> INSTRUCTION
Filter this data down to the lines that hold "county", and copy them.

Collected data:
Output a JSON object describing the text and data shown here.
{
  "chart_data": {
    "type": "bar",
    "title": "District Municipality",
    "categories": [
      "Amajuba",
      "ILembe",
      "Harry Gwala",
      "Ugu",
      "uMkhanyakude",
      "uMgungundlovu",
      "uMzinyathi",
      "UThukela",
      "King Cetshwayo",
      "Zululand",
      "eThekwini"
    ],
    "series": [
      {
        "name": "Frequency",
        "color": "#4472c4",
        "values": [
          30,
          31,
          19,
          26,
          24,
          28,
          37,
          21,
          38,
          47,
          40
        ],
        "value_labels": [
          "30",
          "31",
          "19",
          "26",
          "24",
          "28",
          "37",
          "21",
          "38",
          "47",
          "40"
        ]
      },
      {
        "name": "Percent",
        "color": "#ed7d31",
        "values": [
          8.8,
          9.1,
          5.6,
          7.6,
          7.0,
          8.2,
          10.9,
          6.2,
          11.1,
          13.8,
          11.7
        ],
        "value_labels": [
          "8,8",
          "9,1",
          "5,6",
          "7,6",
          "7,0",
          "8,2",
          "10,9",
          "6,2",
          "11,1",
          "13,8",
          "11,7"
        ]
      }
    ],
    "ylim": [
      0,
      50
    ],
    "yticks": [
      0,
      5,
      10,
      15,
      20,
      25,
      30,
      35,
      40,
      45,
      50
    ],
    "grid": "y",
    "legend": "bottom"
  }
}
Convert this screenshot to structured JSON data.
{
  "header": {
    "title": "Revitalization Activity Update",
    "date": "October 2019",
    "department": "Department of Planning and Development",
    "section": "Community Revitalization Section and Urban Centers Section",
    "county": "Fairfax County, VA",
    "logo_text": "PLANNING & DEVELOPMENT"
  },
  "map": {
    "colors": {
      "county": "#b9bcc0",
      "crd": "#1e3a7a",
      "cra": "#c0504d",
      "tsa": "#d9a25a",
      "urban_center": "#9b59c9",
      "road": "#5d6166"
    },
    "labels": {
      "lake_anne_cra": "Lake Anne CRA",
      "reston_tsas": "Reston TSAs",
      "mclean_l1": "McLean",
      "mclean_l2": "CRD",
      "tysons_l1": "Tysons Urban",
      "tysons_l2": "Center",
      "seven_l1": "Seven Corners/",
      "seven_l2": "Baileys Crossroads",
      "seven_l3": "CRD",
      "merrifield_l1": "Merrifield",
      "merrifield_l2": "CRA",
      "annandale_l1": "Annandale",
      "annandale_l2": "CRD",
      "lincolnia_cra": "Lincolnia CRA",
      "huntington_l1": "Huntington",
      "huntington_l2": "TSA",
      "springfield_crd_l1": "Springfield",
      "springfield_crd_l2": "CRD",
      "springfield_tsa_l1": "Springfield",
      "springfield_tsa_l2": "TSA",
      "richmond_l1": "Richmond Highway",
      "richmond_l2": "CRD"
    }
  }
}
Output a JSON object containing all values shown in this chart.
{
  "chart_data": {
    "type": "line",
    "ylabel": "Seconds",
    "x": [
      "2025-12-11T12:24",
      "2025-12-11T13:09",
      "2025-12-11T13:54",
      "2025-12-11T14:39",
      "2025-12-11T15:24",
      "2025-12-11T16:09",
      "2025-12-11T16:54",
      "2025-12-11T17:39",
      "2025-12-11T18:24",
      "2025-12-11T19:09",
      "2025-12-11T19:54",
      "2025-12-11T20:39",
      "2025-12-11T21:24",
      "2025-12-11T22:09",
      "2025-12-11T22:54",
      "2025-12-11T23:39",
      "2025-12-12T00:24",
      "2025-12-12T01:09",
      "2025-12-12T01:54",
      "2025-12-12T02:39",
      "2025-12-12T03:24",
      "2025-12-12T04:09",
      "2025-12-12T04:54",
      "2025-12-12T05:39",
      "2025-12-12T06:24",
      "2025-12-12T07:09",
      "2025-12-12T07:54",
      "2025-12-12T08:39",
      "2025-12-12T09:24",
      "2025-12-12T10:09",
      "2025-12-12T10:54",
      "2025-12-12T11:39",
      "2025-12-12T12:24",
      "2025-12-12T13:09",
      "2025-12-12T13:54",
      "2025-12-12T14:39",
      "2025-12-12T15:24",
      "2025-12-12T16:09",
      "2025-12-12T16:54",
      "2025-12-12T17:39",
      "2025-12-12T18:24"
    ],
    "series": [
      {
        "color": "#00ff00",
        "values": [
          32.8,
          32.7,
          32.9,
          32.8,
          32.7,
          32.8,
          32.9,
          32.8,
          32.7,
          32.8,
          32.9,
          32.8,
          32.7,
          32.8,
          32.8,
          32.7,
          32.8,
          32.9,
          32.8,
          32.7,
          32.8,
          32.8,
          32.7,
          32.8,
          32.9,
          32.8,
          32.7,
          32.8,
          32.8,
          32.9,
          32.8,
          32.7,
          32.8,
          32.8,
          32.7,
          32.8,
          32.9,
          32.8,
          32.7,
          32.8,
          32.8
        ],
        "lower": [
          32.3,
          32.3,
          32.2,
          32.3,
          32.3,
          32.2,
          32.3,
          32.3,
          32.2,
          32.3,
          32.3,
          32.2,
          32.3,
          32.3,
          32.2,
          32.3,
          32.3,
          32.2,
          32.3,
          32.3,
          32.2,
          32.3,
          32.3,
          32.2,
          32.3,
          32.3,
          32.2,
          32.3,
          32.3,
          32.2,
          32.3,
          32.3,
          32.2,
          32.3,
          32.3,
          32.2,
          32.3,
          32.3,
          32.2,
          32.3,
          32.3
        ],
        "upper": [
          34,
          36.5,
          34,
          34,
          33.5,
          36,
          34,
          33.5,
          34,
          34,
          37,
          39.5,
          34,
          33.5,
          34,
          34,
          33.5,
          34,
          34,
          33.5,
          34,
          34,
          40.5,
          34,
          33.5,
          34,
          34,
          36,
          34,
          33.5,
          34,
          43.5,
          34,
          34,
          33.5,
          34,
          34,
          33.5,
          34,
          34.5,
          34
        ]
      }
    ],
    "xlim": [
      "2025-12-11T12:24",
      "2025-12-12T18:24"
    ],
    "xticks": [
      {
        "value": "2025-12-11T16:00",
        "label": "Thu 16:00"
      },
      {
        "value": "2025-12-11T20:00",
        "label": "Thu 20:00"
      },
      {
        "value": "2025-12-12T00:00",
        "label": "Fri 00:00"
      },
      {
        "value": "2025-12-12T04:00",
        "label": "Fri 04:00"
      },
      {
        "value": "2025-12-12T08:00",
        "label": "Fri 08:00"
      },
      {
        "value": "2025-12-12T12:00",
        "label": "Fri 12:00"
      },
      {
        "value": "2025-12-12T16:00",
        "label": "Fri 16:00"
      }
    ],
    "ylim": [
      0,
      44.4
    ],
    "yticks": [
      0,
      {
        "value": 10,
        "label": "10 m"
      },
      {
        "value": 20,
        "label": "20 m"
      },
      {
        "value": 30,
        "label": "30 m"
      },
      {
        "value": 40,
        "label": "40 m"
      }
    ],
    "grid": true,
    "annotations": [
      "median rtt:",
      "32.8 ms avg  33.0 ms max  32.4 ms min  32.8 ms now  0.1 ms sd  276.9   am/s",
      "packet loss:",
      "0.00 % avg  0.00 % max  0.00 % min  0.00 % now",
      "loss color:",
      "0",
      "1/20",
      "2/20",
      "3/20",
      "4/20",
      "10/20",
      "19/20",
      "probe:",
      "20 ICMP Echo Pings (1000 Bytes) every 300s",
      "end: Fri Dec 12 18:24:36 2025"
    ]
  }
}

> RESPONSE TO THIS TASK
    "county": "Fairfax County, VA",
      "county": "#b9bcc0",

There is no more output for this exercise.